▼▼▼

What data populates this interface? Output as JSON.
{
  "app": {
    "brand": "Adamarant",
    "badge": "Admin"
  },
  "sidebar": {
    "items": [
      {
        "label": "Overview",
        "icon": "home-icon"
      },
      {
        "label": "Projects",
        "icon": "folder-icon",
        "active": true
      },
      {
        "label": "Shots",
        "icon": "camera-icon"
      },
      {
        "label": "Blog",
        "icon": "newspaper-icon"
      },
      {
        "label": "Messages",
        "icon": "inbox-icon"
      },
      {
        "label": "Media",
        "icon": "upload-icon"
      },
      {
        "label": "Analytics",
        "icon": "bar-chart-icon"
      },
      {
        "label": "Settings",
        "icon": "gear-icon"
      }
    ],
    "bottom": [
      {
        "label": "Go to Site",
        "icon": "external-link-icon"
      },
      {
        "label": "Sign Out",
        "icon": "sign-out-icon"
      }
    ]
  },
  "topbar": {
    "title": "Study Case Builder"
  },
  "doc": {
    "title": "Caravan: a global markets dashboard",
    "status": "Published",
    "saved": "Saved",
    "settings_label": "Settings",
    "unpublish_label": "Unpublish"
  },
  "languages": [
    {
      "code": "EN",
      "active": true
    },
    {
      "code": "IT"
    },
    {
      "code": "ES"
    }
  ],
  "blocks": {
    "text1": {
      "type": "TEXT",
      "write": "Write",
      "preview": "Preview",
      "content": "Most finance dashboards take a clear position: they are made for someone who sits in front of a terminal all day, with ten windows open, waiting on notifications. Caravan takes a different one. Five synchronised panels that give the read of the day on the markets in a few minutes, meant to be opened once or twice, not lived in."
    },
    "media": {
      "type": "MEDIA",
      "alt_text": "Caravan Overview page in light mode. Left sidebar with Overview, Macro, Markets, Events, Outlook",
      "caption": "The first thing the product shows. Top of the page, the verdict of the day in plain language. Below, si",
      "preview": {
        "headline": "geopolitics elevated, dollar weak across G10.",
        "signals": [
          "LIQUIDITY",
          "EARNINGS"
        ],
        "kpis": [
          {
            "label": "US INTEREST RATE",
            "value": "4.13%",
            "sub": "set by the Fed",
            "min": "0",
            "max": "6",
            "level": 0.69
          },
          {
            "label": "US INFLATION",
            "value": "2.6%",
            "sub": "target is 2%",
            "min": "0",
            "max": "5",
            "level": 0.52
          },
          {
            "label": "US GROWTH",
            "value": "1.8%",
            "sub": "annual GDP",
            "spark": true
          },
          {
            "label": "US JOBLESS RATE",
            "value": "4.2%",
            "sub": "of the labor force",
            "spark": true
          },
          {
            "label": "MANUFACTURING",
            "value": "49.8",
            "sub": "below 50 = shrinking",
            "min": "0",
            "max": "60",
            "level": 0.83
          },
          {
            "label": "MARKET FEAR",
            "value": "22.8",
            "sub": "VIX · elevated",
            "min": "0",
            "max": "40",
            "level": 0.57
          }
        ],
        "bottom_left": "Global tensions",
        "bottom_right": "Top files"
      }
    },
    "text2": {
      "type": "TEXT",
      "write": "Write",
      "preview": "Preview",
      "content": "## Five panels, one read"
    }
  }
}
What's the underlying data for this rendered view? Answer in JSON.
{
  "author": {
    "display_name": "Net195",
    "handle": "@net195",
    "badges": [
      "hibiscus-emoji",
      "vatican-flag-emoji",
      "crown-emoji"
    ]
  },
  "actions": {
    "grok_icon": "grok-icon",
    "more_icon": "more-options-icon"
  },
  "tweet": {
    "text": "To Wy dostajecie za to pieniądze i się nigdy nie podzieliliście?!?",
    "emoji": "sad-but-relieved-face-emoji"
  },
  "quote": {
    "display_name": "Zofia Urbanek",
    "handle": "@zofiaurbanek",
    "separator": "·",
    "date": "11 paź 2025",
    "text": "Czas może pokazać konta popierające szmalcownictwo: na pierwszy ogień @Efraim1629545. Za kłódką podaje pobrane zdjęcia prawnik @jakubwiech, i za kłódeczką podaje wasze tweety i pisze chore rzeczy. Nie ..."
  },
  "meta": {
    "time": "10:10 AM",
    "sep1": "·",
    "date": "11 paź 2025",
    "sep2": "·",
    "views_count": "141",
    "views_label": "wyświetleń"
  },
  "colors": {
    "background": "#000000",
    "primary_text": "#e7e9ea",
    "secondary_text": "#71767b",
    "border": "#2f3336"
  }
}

▲▲▲

[What to produce]: From the records above, extract every entry exactly as given.

[Answer to the task]:
What data populates this interface? Output as JSON.
{
  "app": {
    "brand": "Adamarant",
    "badge": "Admin"
  },
  "sidebar": {
    "items": [
      {
        "label": "Overview",
        "icon": "home-icon"
      },
      {
        "label": "Projects",
        "icon": "folder-icon",
        "active": true
      },
      {
        "label": "Shots",
        "icon": "camera-icon"
      },
      {
        "label": "Blog",
        "icon": "newspaper-icon"
      },
      {
        "label": "Messages",
        "icon": "inbox-icon"
      },
      {
        "label": "Media",
        "icon": "upload-icon"
      },
      {
        "label": "Analytics",
        "icon": "bar-chart-icon"
      },
      {
        "label": "Settings",
        "icon": "gear-icon"
      }
    ],
    "bottom": [
      {
        "label": "Go to Site",
        "icon": "external-link-icon"
      },
      {
        "label": "Sign Out",
        "icon": "sign-out-icon"
      }
    ]
  },
  "topbar": {
    "title": "Study Case Builder"
  },
  "doc": {
    "title": "Caravan: a global markets dashboard",
    "status": "Published",
    "saved": "Saved",
    "settings_label": "Settings",
    "unpublish_label": "Unpublish"
  },
  "languages": [
    {
      "code": "EN",
      "active": true
    },
    {
      "code": "IT"
    },
    {
      "code": "ES"
    }
  ],
  "blocks": {
    "text1": {
      "type": "TEXT",
      "write": "Write",
      "preview": "Preview",
      "content": "Most finance dashboards take a clear position: they are made for someone who sits in front of a terminal all day, with ten windows open, waiting on notifications. Caravan takes a different one. Five synchronised panels that give the read of the day on the markets in a few minutes, meant to be opened once or twice, not lived in."
    },
    "media": {
      "type": "MEDIA",
      "alt_text": "Caravan Overview page in light mode. Left sidebar with Overview, Macro, Markets, Events, Outlook",
      "caption": "The first thing the product shows. Top of the page, the verdict of the day in plain language. Below, si",
      "preview": {
        "headline": "geopolitics elevated, dollar weak across G10.",
        "signals": [
          "LIQUIDITY",
          "EARNINGS"
        ],
        "kpis": [
          {
            "label": "US INTEREST RATE",
            "value": "4.13%",
            "sub": "set by the Fed",
            "min": "0",
            "max": "6",
            "level": 0.69
          },
          {
            "label": "US INFLATION",
            "value": "2.6%",
            "sub": "target is 2%",
            "min": "0",
            "max": "5",
            "level": 0.52
          },
          {
            "label": "US GROWTH",
            "value": "1.8%",
            "sub": "annual GDP",
            "spark": true
          },
          {
            "label": "US JOBLESS RATE",
            "value": "4.2%",
            "sub": "of the labor force",
            "spark": true
          },
          {
            "label": "MANUFACTURING",
            "value": "49.8",
            "sub": "below 50 = shrinking",
            "min": "0",
            "max": "60",
            "level": 0.83
          },
          {
            "label": "MARKET FEAR",
            "value": "22.8",
            "sub": "VIX · elevated",
            "min": "0",
            "max": "40",
            "level": 0.57
          }
        ],
        "bottom_left": "Global tensions",
        "bottom_right": "Top files"
      }
    },
    "text2": {
      "type": "TEXT",
      "write": "Write",
      "preview": "Preview",
      "content": "## Five panels, one read"
    }
  }
}
What's the underlying data for this rendered view? Answer in JSON.
{
  "author": {
    "display_name": "Net195",
    "handle": "@net195",
    "badges": [
      "hibiscus-emoji",
      "vatican-flag-emoji",
      "crown-emoji"
    ]
  },
  "actions": {
    "grok_icon": "grok-icon",
    "more_icon": "more-options-icon"
  },
  "tweet": {
    "text": "To Wy dostajecie za to pieniądze i się nigdy nie podzieliliście?!?",
    "emoji": "sad-but-relieved-face-emoji"
  },
  "quote": {
    "display_name": "Zofia Urbanek",
    "handle": "@zofiaurbanek",
    "separator": "·",
    "date": "11 paź 2025",
    "text": "Czas może pokazać konta popierające szmalcownictwo: na pierwszy ogień @Efraim1629545. Za kłódką podaje pobrane zdjęcia prawnik @jakubwiech, i za kłódeczką podaje wasze tweety i pisze chore rzeczy. Nie ..."
  },
  "meta": {
    "time": "10:10 AM",
    "sep1": "·",
    "date": "11 paź 2025",
    "sep2": "·",
    "views_count": "141",
    "views_label": "wyświetleń"
  },
  "colors": {
    "background": "#000000",
    "primary_text": "#e7e9ea",
    "secondary_text": "#71767b",
    "border": "#2f3336"
  }
}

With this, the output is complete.